§ WORK TO COMPLETE: Quote the records in full and leave their pictures out.

****************************************

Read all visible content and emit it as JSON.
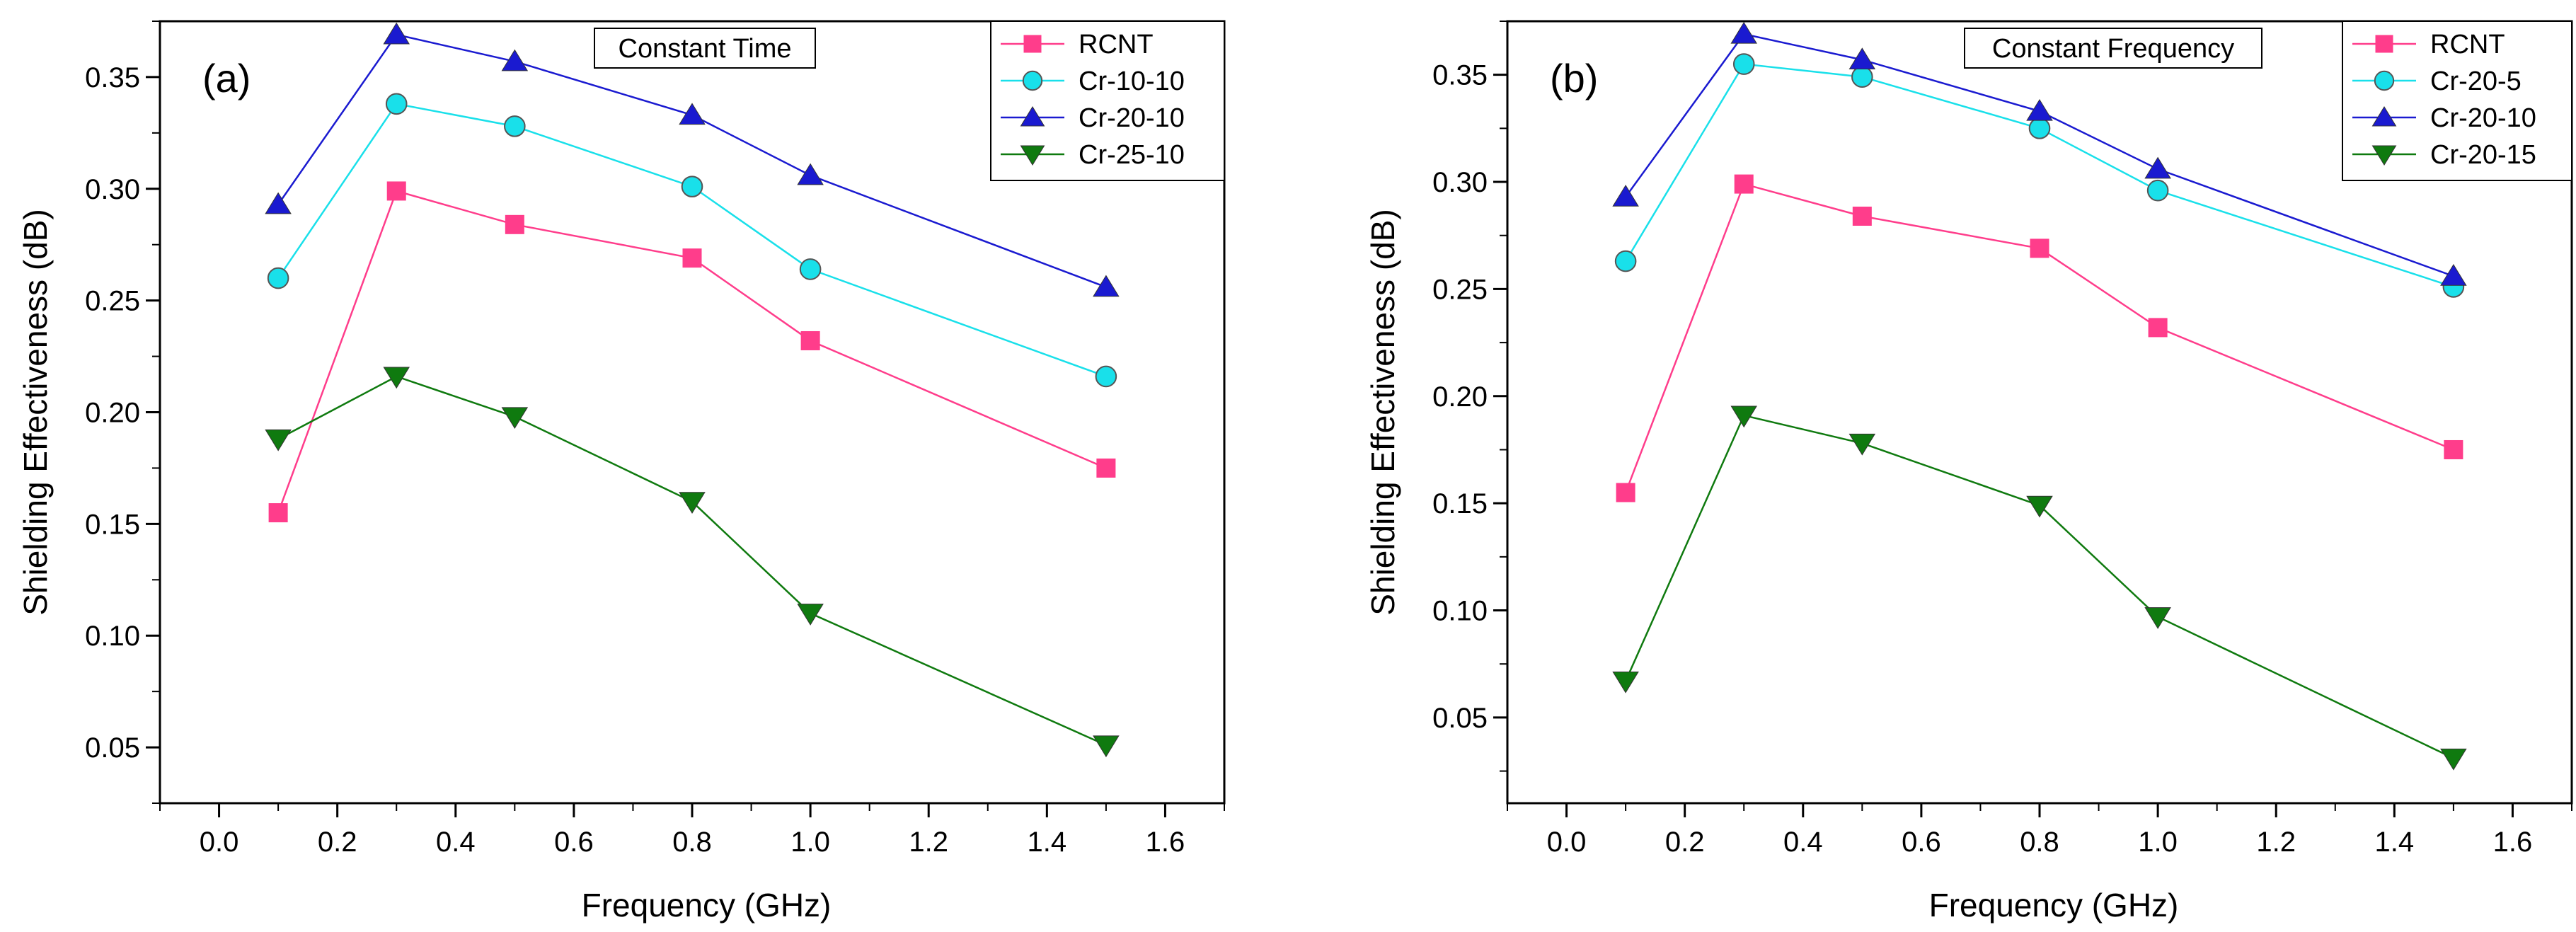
{
  "chart_data": [
    {
      "type": "line",
      "panel_label": "(a)",
      "annotation": "Constant Time",
      "xlabel": "Frequency (GHz)",
      "ylabel": "Shielding Effectiveness (dB)",
      "xlim": [
        -0.1,
        1.7
      ],
      "ylim": [
        0.025,
        0.375
      ],
      "x_ticks": [
        0.0,
        0.2,
        0.4,
        0.6,
        0.8,
        1.0,
        1.2,
        1.4,
        1.6
      ],
      "x_tick_labels": [
        "0.0",
        "0.2",
        "0.4",
        "0.6",
        "0.8",
        "1.0",
        "1.2",
        "1.4",
        "1.6"
      ],
      "y_ticks": [
        0.05,
        0.1,
        0.15,
        0.2,
        0.25,
        0.3,
        0.35
      ],
      "y_tick_labels": [
        "0.05",
        "0.10",
        "0.15",
        "0.20",
        "0.25",
        "0.30",
        "0.35"
      ],
      "grid": false,
      "legend_position": "top-right",
      "x": [
        0.1,
        0.3,
        0.5,
        0.8,
        1.0,
        1.5
      ],
      "series": [
        {
          "name": "RCNT",
          "marker": "square",
          "color": "#ff3d8b",
          "values": [
            0.155,
            0.299,
            0.284,
            0.269,
            0.232,
            0.175
          ]
        },
        {
          "name": "Cr-10-10",
          "marker": "circle",
          "color": "#19e0ea",
          "values": [
            0.26,
            0.338,
            0.328,
            0.301,
            0.264,
            0.216
          ]
        },
        {
          "name": "Cr-20-10",
          "marker": "triangle-up",
          "color": "#1a1ad0",
          "values": [
            0.293,
            0.369,
            0.357,
            0.333,
            0.306,
            0.256
          ]
        },
        {
          "name": "Cr-25-10",
          "marker": "triangle-down",
          "color": "#0f7a0f",
          "values": [
            0.188,
            0.216,
            0.198,
            0.16,
            0.11,
            0.051
          ]
        }
      ]
    },
    {
      "type": "line",
      "panel_label": "(b)",
      "annotation": "Constant Frequency",
      "xlabel": "Frequency (GHz)",
      "ylabel": "Shielding Effectiveness (dB)",
      "xlim": [
        -0.1,
        1.7
      ],
      "ylim": [
        0.01,
        0.375
      ],
      "x_ticks": [
        0.0,
        0.2,
        0.4,
        0.6,
        0.8,
        1.0,
        1.2,
        1.4,
        1.6
      ],
      "x_tick_labels": [
        "0.0",
        "0.2",
        "0.4",
        "0.6",
        "0.8",
        "1.0",
        "1.2",
        "1.4",
        "1.6"
      ],
      "y_ticks": [
        0.05,
        0.1,
        0.15,
        0.2,
        0.25,
        0.3,
        0.35
      ],
      "y_tick_labels": [
        "0.05",
        "0.10",
        "0.15",
        "0.20",
        "0.25",
        "0.30",
        "0.35"
      ],
      "grid": false,
      "legend_position": "top-right",
      "x": [
        0.1,
        0.3,
        0.5,
        0.8,
        1.0,
        1.5
      ],
      "series": [
        {
          "name": "RCNT",
          "marker": "square",
          "color": "#ff3d8b",
          "values": [
            0.155,
            0.299,
            0.284,
            0.269,
            0.232,
            0.175
          ]
        },
        {
          "name": "Cr-20-5",
          "marker": "circle",
          "color": "#19e0ea",
          "values": [
            0.263,
            0.355,
            0.349,
            0.325,
            0.296,
            0.251
          ]
        },
        {
          "name": "Cr-20-10",
          "marker": "triangle-up",
          "color": "#1a1ad0",
          "values": [
            0.293,
            0.369,
            0.357,
            0.333,
            0.306,
            0.256
          ]
        },
        {
          "name": "Cr-20-15",
          "marker": "triangle-down",
          "color": "#0f7a0f",
          "values": [
            0.067,
            0.191,
            0.178,
            0.149,
            0.097,
            0.031
          ]
        }
      ]
    }
  ]
}
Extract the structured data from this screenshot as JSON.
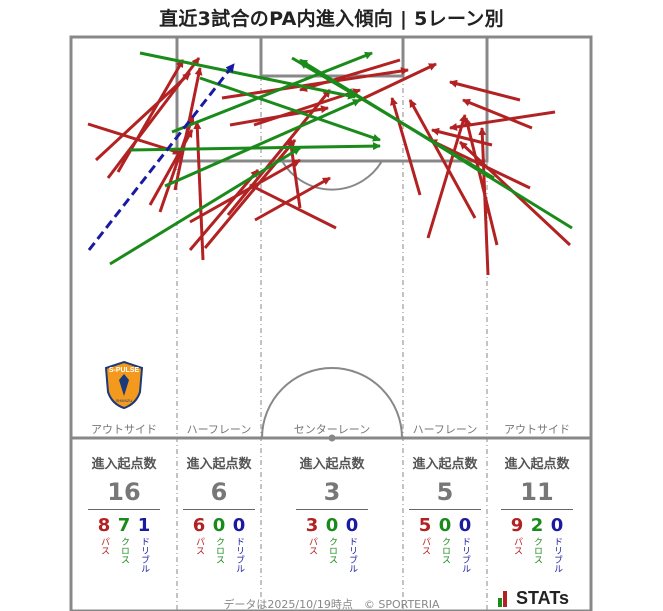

****************************************

§ ANSWER TO THIS TASK:
Read all visible content and emit it as JSON.
{
  "chart_data": [
    {
      "type": "line",
      "panel_label": "(a)",
      "annotation": "Constant Time",
      "xlabel": "Frequency (GHz)",
      "ylabel": "Shielding Effectiveness (dB)",
      "xlim": [
        -0.1,
        1.7
      ],
      "ylim": [
        0.025,
        0.375
      ],
      "x_ticks": [
        0.0,
        0.2,
        0.4,
        0.6,
        0.8,
        1.0,
        1.2,
        1.4,
        1.6
      ],
      "x_tick_labels": [
        "0.0",
        "0.2",
        "0.4",
        "0.6",
        "0.8",
        "1.0",
        "1.2",
        "1.4",
        "1.6"
      ],
      "y_ticks": [
        0.05,
        0.1,
        0.15,
        0.2,
        0.25,
        0.3,
        0.35
      ],
      "y_tick_labels": [
        "0.05",
        "0.10",
        "0.15",
        "0.20",
        "0.25",
        "0.30",
        "0.35"
      ],
      "grid": false,
      "legend_position": "top-right",
      "x": [
        0.1,
        0.3,
        0.5,
        0.8,
        1.0,
        1.5
      ],
      "series": [
        {
          "name": "RCNT",
          "marker": "square",
          "color": "#ff3d8b",
          "values": [
            0.155,
            0.299,
            0.284,
            0.269,
            0.232,
            0.175
          ]
        },
        {
          "name": "Cr-10-10",
          "marker": "circle",
          "color": "#19e0ea",
          "values": [
            0.26,
            0.338,
            0.328,
            0.301,
            0.264,
            0.216
          ]
        },
        {
          "name": "Cr-20-10",
          "marker": "triangle-up",
          "color": "#1a1ad0",
          "values": [
            0.293,
            0.369,
            0.357,
            0.333,
            0.306,
            0.256
          ]
        },
        {
          "name": "Cr-25-10",
          "marker": "triangle-down",
          "color": "#0f7a0f",
          "values": [
            0.188,
            0.216,
            0.198,
            0.16,
            0.11,
            0.051
          ]
        }
      ]
    },
    {
      "type": "line",
      "panel_label": "(b)",
      "annotation": "Constant Frequency",
      "xlabel": "Frequency (GHz)",
      "ylabel": "Shielding Effectiveness (dB)",
      "xlim": [
        -0.1,
        1.7
      ],
      "ylim": [
        0.01,
        0.375
      ],
      "x_ticks": [
        0.0,
        0.2,
        0.4,
        0.6,
        0.8,
        1.0,
        1.2,
        1.4,
        1.6
      ],
      "x_tick_labels": [
        "0.0",
        "0.2",
        "0.4",
        "0.6",
        "0.8",
        "1.0",
        "1.2",
        "1.4",
        "1.6"
      ],
      "y_ticks": [
        0.05,
        0.1,
        0.15,
        0.2,
        0.25,
        0.3,
        0.35
      ],
      "y_tick_labels": [
        "0.05",
        "0.10",
        "0.15",
        "0.20",
        "0.25",
        "0.30",
        "0.35"
      ],
      "grid": false,
      "legend_position": "top-right",
      "x": [
        0.1,
        0.3,
        0.5,
        0.8,
        1.0,
        1.5
      ],
      "series": [
        {
          "name": "RCNT",
          "marker": "square",
          "color": "#ff3d8b",
          "values": [
            0.155,
            0.299,
            0.284,
            0.269,
            0.232,
            0.175
          ]
        },
        {
          "name": "Cr-20-5",
          "marker": "circle",
          "color": "#19e0ea",
          "values": [
            0.263,
            0.355,
            0.349,
            0.325,
            0.296,
            0.251
          ]
        },
        {
          "name": "Cr-20-10",
          "marker": "triangle-up",
          "color": "#1a1ad0",
          "values": [
            0.293,
            0.369,
            0.357,
            0.333,
            0.306,
            0.256
          ]
        },
        {
          "name": "Cr-20-15",
          "marker": "triangle-down",
          "color": "#0f7a0f",
          "values": [
            0.067,
            0.191,
            0.178,
            0.149,
            0.097,
            0.031
          ]
        }
      ]
    }
  ]
}
Extract the structured data from this screenshot as JSON.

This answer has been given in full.